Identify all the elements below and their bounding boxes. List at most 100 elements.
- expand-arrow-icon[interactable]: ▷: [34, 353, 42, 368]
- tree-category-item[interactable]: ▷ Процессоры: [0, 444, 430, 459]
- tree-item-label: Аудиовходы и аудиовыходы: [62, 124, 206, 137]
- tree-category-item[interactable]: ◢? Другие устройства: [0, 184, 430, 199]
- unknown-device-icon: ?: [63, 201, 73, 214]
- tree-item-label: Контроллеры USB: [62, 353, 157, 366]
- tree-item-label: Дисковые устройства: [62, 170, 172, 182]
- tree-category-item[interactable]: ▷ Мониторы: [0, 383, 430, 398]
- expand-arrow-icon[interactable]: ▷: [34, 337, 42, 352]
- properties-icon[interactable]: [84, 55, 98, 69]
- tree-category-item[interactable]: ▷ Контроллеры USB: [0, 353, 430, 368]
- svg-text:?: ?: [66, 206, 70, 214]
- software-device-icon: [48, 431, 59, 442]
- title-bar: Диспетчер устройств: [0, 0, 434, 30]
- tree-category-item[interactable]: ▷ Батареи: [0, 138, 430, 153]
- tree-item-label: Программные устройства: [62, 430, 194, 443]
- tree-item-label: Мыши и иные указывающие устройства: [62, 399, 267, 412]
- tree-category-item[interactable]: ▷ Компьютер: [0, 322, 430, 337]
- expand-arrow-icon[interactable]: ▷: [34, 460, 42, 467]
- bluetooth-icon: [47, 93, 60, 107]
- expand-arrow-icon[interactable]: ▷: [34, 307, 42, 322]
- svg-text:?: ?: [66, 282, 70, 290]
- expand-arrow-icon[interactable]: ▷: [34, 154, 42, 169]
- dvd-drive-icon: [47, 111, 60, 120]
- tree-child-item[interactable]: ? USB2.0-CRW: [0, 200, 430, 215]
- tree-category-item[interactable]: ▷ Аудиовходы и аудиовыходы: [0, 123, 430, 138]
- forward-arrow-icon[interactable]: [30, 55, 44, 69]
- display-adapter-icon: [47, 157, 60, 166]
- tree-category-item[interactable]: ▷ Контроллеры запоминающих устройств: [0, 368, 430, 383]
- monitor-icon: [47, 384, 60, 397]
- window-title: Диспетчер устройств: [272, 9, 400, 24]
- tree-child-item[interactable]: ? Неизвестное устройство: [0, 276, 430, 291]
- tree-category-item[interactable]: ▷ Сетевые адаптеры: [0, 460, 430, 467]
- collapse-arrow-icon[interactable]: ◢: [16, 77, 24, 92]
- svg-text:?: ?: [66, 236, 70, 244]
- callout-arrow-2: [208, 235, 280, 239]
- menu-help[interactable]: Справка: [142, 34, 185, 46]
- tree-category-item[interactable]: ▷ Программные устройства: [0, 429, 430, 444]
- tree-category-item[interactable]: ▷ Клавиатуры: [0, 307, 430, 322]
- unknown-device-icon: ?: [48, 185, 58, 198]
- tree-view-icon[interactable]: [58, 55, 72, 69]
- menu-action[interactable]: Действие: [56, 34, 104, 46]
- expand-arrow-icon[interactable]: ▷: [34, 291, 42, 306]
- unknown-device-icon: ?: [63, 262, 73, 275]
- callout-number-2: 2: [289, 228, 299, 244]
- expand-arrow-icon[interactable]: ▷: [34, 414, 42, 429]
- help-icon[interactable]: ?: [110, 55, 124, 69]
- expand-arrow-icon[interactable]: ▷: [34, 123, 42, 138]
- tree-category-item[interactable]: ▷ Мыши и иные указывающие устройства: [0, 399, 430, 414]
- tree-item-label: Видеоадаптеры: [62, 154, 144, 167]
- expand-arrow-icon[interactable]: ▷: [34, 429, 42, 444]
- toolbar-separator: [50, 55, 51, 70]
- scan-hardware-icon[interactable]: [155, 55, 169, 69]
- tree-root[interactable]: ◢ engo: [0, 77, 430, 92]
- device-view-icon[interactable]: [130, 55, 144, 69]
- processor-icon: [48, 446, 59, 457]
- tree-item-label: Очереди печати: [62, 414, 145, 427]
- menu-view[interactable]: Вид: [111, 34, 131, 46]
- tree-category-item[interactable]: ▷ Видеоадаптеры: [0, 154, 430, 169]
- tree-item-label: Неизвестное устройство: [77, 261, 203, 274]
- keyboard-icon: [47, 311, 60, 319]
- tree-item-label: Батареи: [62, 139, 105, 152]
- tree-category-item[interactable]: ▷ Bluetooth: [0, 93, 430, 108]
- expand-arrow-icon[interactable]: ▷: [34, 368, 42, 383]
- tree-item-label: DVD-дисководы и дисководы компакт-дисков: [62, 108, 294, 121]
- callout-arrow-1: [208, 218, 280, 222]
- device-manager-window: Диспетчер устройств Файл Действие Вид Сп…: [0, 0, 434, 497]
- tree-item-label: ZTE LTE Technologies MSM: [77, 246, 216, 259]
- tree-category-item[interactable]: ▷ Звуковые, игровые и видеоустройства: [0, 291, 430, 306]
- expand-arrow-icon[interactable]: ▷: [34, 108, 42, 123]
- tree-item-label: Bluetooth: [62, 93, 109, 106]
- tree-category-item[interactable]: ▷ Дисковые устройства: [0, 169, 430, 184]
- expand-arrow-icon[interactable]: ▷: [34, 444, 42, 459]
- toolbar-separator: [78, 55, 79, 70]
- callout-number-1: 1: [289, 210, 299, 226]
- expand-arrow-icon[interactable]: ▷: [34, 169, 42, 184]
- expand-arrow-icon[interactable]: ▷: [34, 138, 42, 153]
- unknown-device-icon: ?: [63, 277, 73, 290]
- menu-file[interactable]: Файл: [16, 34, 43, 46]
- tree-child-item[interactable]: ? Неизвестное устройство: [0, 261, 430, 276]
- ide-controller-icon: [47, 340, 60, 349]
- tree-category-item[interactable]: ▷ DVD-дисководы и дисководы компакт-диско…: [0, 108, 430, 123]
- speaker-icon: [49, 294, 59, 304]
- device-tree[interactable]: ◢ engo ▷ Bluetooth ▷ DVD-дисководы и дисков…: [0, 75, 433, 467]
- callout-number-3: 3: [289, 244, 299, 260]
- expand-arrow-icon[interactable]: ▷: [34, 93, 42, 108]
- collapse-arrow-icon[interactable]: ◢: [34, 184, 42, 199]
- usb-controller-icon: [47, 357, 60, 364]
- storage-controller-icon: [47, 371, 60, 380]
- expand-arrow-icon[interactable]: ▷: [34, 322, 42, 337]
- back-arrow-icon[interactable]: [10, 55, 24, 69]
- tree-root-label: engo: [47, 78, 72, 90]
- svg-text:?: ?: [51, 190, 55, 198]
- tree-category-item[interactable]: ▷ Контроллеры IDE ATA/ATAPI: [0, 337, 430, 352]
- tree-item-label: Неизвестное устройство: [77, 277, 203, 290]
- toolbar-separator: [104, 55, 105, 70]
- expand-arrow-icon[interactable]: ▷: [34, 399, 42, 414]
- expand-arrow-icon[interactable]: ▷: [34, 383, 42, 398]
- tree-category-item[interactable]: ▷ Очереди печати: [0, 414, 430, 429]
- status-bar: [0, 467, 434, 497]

_ _ _ _ _

Proszę powtórzyć wszystkie powyższe wiersze bez żadnych zmian.

### Pełny wynik
Identify all the elements below and their bounding boxes. List at most 100 elements.
- expand-arrow-icon[interactable]: ▷: [34, 353, 42, 368]
- tree-category-item[interactable]: ▷ Процессоры: [0, 444, 430, 459]
- tree-item-label: Аудиовходы и аудиовыходы: [62, 124, 206, 137]
- tree-category-item[interactable]: ◢? Другие устройства: [0, 184, 430, 199]
- unknown-device-icon: ?: [63, 201, 73, 214]
- tree-item-label: Контроллеры USB: [62, 353, 157, 366]
- tree-item-label: Дисковые устройства: [62, 170, 172, 182]
- tree-category-item[interactable]: ▷ Мониторы: [0, 383, 430, 398]
- expand-arrow-icon[interactable]: ▷: [34, 337, 42, 352]
- properties-icon[interactable]: [84, 55, 98, 69]
- tree-category-item[interactable]: ▷ Контроллеры USB: [0, 353, 430, 368]
- svg-text:?: ?: [66, 206, 70, 214]
- software-device-icon: [48, 431, 59, 442]
- title-bar: Диспетчер устройств: [0, 0, 434, 30]
- tree-category-item[interactable]: ▷ Батареи: [0, 138, 430, 153]
- tree-item-label: Программные устройства: [62, 430, 194, 443]
- tree-item-label: Мыши и иные указывающие устройства: [62, 399, 267, 412]
- tree-category-item[interactable]: ▷ Компьютер: [0, 322, 430, 337]
- expand-arrow-icon[interactable]: ▷: [34, 460, 42, 467]
- bluetooth-icon: [47, 93, 60, 107]
- expand-arrow-icon[interactable]: ▷: [34, 307, 42, 322]
- svg-text:?: ?: [66, 282, 70, 290]
- expand-arrow-icon[interactable]: ▷: [34, 154, 42, 169]
- dvd-drive-icon: [47, 111, 60, 120]
- tree-child-item[interactable]: ? USB2.0-CRW: [0, 200, 430, 215]
- tree-category-item[interactable]: ▷ Аудиовходы и аудиовыходы: [0, 123, 430, 138]
- forward-arrow-icon[interactable]: [30, 55, 44, 69]
- display-adapter-icon: [47, 157, 60, 166]
- tree-category-item[interactable]: ▷ Контроллеры запоминающих устройств: [0, 368, 430, 383]
- monitor-icon: [47, 384, 60, 397]
- window-title: Диспетчер устройств: [272, 9, 400, 24]
- tree-child-item[interactable]: ? Неизвестное устройство: [0, 276, 430, 291]
- tree-category-item[interactable]: ▷ Сетевые адаптеры: [0, 460, 430, 467]
- collapse-arrow-icon[interactable]: ◢: [16, 77, 24, 92]
- svg-text:?: ?: [66, 236, 70, 244]
- callout-arrow-2: [208, 235, 280, 239]
- menu-help[interactable]: Справка: [142, 34, 185, 46]
- tree-category-item[interactable]: ▷ Программные устройства: [0, 429, 430, 444]
- tree-category-item[interactable]: ▷ Клавиатуры: [0, 307, 430, 322]
- unknown-device-icon: ?: [48, 185, 58, 198]
- tree-view-icon[interactable]: [58, 55, 72, 69]
- menu-action[interactable]: Действие: [56, 34, 104, 46]
- expand-arrow-icon[interactable]: ▷: [34, 291, 42, 306]
- unknown-device-icon: ?: [63, 262, 73, 275]
- callout-number-2: 2: [289, 228, 299, 244]
- expand-arrow-icon[interactable]: ▷: [34, 414, 42, 429]
- help-icon[interactable]: ?: [110, 55, 124, 69]
- expand-arrow-icon[interactable]: ▷: [34, 123, 42, 138]
- tree-category-item[interactable]: ▷ Мыши и иные указывающие устройства: [0, 399, 430, 414]
- tree-item-label: Видеоадаптеры: [62, 154, 144, 167]
- expand-arrow-icon[interactable]: ▷: [34, 429, 42, 444]
- toolbar-separator: [50, 55, 51, 70]
- scan-hardware-icon[interactable]: [155, 55, 169, 69]
- tree-root[interactable]: ◢ engo: [0, 77, 430, 92]
- device-view-icon[interactable]: [130, 55, 144, 69]
- processor-icon: [48, 446, 59, 457]
- tree-item-label: Очереди печати: [62, 414, 145, 427]
- menu-view[interactable]: Вид: [111, 34, 131, 46]
- tree-category-item[interactable]: ▷ Видеоадаптеры: [0, 154, 430, 169]
- tree-item-label: Неизвестное устройство: [77, 261, 203, 274]
- keyboard-icon: [47, 311, 60, 319]
- tree-item-label: Батареи: [62, 139, 105, 152]
- tree-category-item[interactable]: ▷ Bluetooth: [0, 93, 430, 108]
- expand-arrow-icon[interactable]: ▷: [34, 368, 42, 383]
- tree-item-label: DVD-дисководы и дисководы компакт-дисков: [62, 108, 294, 121]
- callout-arrow-1: [208, 218, 280, 222]
- device-manager-window: Диспетчер устройств Файл Действие Вид Сп…: [0, 0, 434, 497]
- tree-item-label: ZTE LTE Technologies MSM: [77, 246, 216, 259]
- tree-category-item[interactable]: ▷ Звуковые, игровые и видеоустройства: [0, 291, 430, 306]
- expand-arrow-icon[interactable]: ▷: [34, 108, 42, 123]
- tree-item-label: Bluetooth: [62, 93, 109, 106]
- tree-category-item[interactable]: ▷ Дисковые устройства: [0, 169, 430, 184]
- expand-arrow-icon[interactable]: ▷: [34, 444, 42, 459]
- toolbar-separator: [78, 55, 79, 70]
- callout-number-1: 1: [289, 210, 299, 226]
- expand-arrow-icon[interactable]: ▷: [34, 169, 42, 184]
- expand-arrow-icon[interactable]: ▷: [34, 138, 42, 153]
- unknown-device-icon: ?: [63, 277, 73, 290]
- menu-file[interactable]: Файл: [16, 34, 43, 46]
- tree-child-item[interactable]: ? Неизвестное устройство: [0, 261, 430, 276]
- ide-controller-icon: [47, 340, 60, 349]
- tree-category-item[interactable]: ▷ DVD-дисководы и дисководы компакт-диско…: [0, 108, 430, 123]
- speaker-icon: [49, 294, 59, 304]
- device-tree[interactable]: ◢ engo ▷ Bluetooth ▷ DVD-дисководы и дисков…: [0, 75, 433, 467]
- callout-number-3: 3: [289, 244, 299, 260]
- expand-arrow-icon[interactable]: ▷: [34, 93, 42, 108]
- collapse-arrow-icon[interactable]: ◢: [34, 184, 42, 199]
- usb-controller-icon: [47, 357, 60, 364]
- storage-controller-icon: [47, 371, 60, 380]
- expand-arrow-icon[interactable]: ▷: [34, 322, 42, 337]
- back-arrow-icon[interactable]: [10, 55, 24, 69]
- tree-root-label: engo: [47, 78, 72, 90]
- svg-text:?: ?: [51, 190, 55, 198]
- tree-category-item[interactable]: ▷ Контроллеры IDE ATA/ATAPI: [0, 337, 430, 352]
- tree-item-label: Неизвестное устройство: [77, 277, 203, 290]
- toolbar-separator: [104, 55, 105, 70]
- expand-arrow-icon[interactable]: ▷: [34, 399, 42, 414]
- expand-arrow-icon[interactable]: ▷: [34, 383, 42, 398]
- tree-category-item[interactable]: ▷ Очереди печати: [0, 414, 430, 429]
- status-bar: [0, 467, 434, 497]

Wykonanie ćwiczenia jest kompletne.